REQUIRED TASK: Reproduce verbatim the items from the line containing "department-name: 人 事" up to and including the line containing "header-changed-by: 更改人 (757, 448, 806, 467)".

§

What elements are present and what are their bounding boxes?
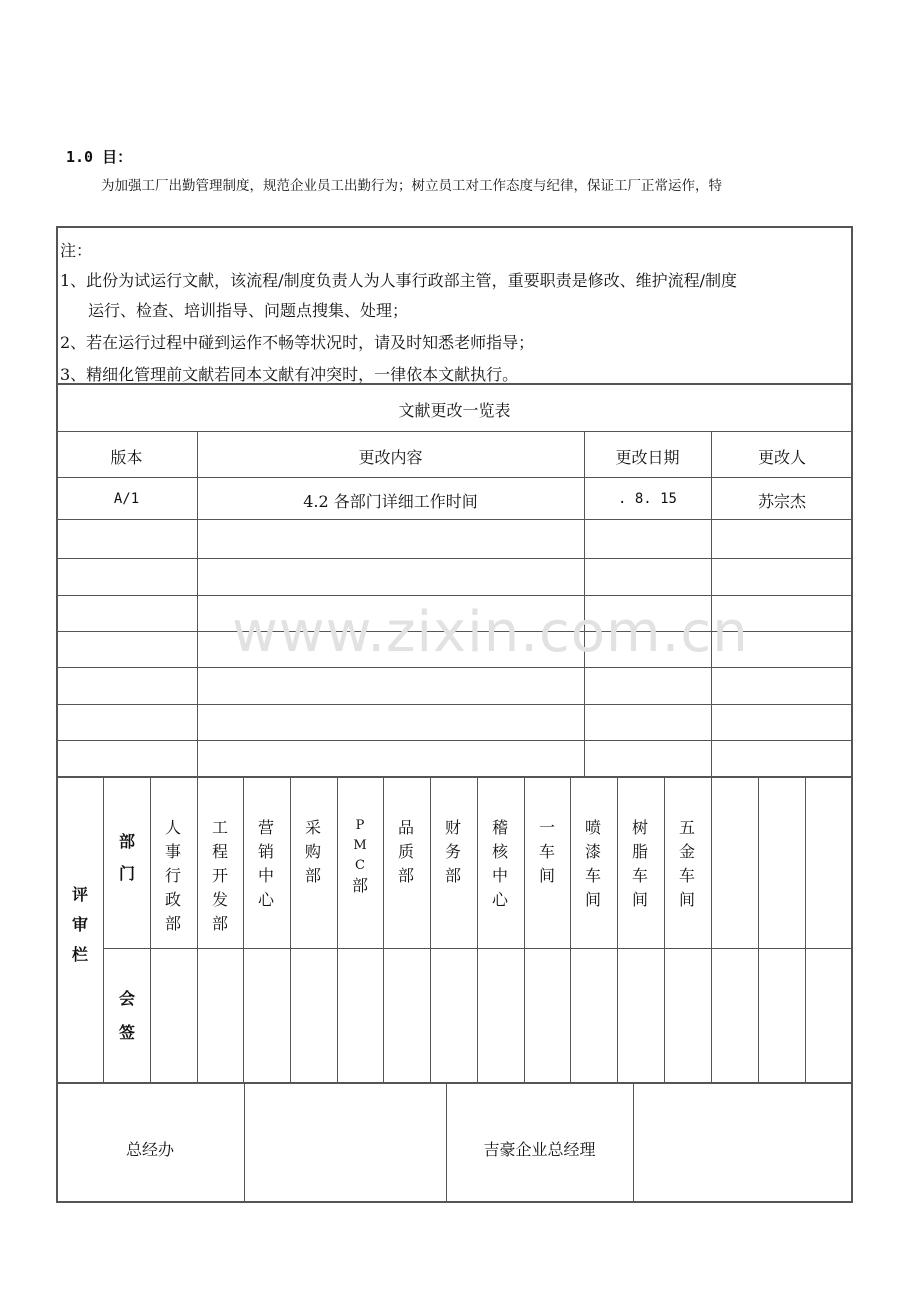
department-name: 人 事 行 政 部 (164, 818, 181, 933)
divider (383, 777, 384, 1083)
divider (430, 777, 431, 1083)
divider (56, 519, 853, 520)
department-name: 工 程 开 发 部 (211, 818, 228, 933)
divider (633, 1083, 634, 1202)
section-title: 目： (102, 148, 133, 166)
divider (103, 777, 104, 1083)
department-name: 一 车 间 (538, 818, 555, 885)
department-name: 五 金 车 间 (678, 818, 695, 909)
divider (664, 777, 665, 1083)
divider (244, 1083, 245, 1202)
divider (290, 777, 291, 1083)
department-name: 财 务 部 (444, 818, 461, 885)
department-name: 采 购 部 (304, 818, 321, 885)
note-line-1-cont: 运行、检查、培训指导、问题点搜集、处理； (88, 301, 409, 320)
header-change-content: 更改内容 (358, 448, 423, 467)
divider (197, 777, 198, 1083)
section-heading (66, 146, 132, 167)
divider (56, 431, 853, 432)
purpose-paragraph: 为加强工厂出勤管理制度，规范企业员工出勤行为；树立员工对工作态度与纪律，保证工厂正常运作，特 (101, 178, 722, 194)
divider (617, 777, 618, 1083)
divider (150, 777, 151, 1083)
divider (56, 667, 853, 668)
divider (56, 558, 853, 559)
change-table-title: 文献更改一览表 (398, 401, 511, 420)
divider (711, 777, 712, 1083)
divider (477, 777, 478, 1083)
general-manager-label: 吉豪企业总经理 (483, 1140, 596, 1159)
divider (56, 776, 853, 778)
divider (104, 948, 853, 949)
note-line-2: 2、若在运行过程中碰到运作不畅等状况时，请及时知悉老师指导； (60, 333, 535, 352)
divider (805, 777, 806, 1083)
row-version: A/1 (113, 491, 140, 507)
countersign-label: 会 签 (118, 989, 135, 1042)
watermark: www.zixin.com.cn (232, 600, 749, 665)
department-name: 喷 漆 车 间 (584, 818, 601, 909)
divider (56, 477, 853, 478)
note-line-3: 3、精细化管理前文献若同本文献有冲突时，一律依本文献执行。 (60, 365, 519, 384)
department-name: 树 脂 车 间 (631, 818, 648, 909)
row-change-content: 4.2 各部门详细工作时间 (303, 492, 478, 511)
header-changed-by: 更改人 (757, 448, 806, 467)
divider (243, 777, 244, 1083)
department-label: 部 门 (118, 832, 135, 883)
department-name: 稽 核 中 心 (491, 818, 508, 909)
general-office-label: 总经办 (125, 1140, 174, 1159)
department-name: P M C 部 (351, 818, 368, 895)
department-name: 品 质 部 (397, 818, 414, 885)
notes-title: 注： (60, 241, 93, 260)
row-change-date: . 8. 15 (617, 491, 677, 507)
divider (758, 777, 759, 1083)
divider (197, 431, 198, 777)
header-version: 版本 (110, 448, 143, 467)
section-number: 1.0 (66, 148, 94, 166)
divider (56, 595, 853, 596)
divider (570, 777, 571, 1083)
note-line-1: 1、此份为试运行文献，该流程/制度负责人为人事行政部主管，重要职责是修改、维护流程/制度 (60, 271, 737, 290)
divider (337, 777, 338, 1083)
review-label: 评 审 栏 (71, 885, 88, 964)
divider (56, 704, 853, 705)
row-changed-by: 苏宗杰 (757, 492, 806, 511)
divider (56, 1082, 853, 1084)
header-change-date: 更改日期 (615, 448, 680, 467)
divider (524, 777, 525, 1083)
divider (56, 740, 853, 741)
department-name: 营 销 中 心 (257, 818, 274, 909)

§

SOLVED EXERCISE:
department-name: 人 事 行 政 部 (164, 818, 181, 933)
divider (383, 777, 384, 1083)
divider (430, 777, 431, 1083)
divider (56, 519, 853, 520)
department-name: 工 程 开 发 部 (211, 818, 228, 933)
divider (633, 1083, 634, 1202)
section-title: 目： (102, 148, 133, 166)
divider (103, 777, 104, 1083)
department-name: 一 车 间 (538, 818, 555, 885)
department-name: 五 金 车 间 (678, 818, 695, 909)
divider (664, 777, 665, 1083)
divider (244, 1083, 245, 1202)
divider (290, 777, 291, 1083)
department-name: 财 务 部 (444, 818, 461, 885)
department-name: 采 购 部 (304, 818, 321, 885)
note-line-1-cont: 运行、检查、培训指导、问题点搜集、处理； (88, 301, 409, 320)
header-change-content: 更改内容 (358, 448, 423, 467)
divider (197, 777, 198, 1083)
section-heading (66, 146, 132, 167)
divider (56, 431, 853, 432)
purpose-paragraph: 为加强工厂出勤管理制度，规范企业员工出勤行为；树立员工对工作态度与纪律，保证工厂正常运作，特 (101, 178, 722, 194)
divider (617, 777, 618, 1083)
divider (150, 777, 151, 1083)
divider (56, 667, 853, 668)
divider (56, 558, 853, 559)
change-table-title: 文献更改一览表 (398, 401, 511, 420)
divider (711, 777, 712, 1083)
divider (477, 777, 478, 1083)
general-manager-label: 吉豪企业总经理 (483, 1140, 596, 1159)
divider (56, 776, 853, 778)
divider (104, 948, 853, 949)
note-line-2: 2、若在运行过程中碰到运作不畅等状况时，请及时知悉老师指导； (60, 333, 535, 352)
divider (805, 777, 806, 1083)
row-version: A/1 (113, 491, 140, 507)
countersign-label: 会 签 (118, 989, 135, 1042)
watermark: www.zixin.com.cn (232, 600, 749, 665)
department-name: 喷 漆 车 间 (584, 818, 601, 909)
divider (56, 477, 853, 478)
note-line-3: 3、精细化管理前文献若同本文献有冲突时，一律依本文献执行。 (60, 365, 519, 384)
department-name: 树 脂 车 间 (631, 818, 648, 909)
row-change-content: 4.2 各部门详细工作时间 (303, 492, 478, 511)
header-changed-by: 更改人 (757, 448, 806, 467)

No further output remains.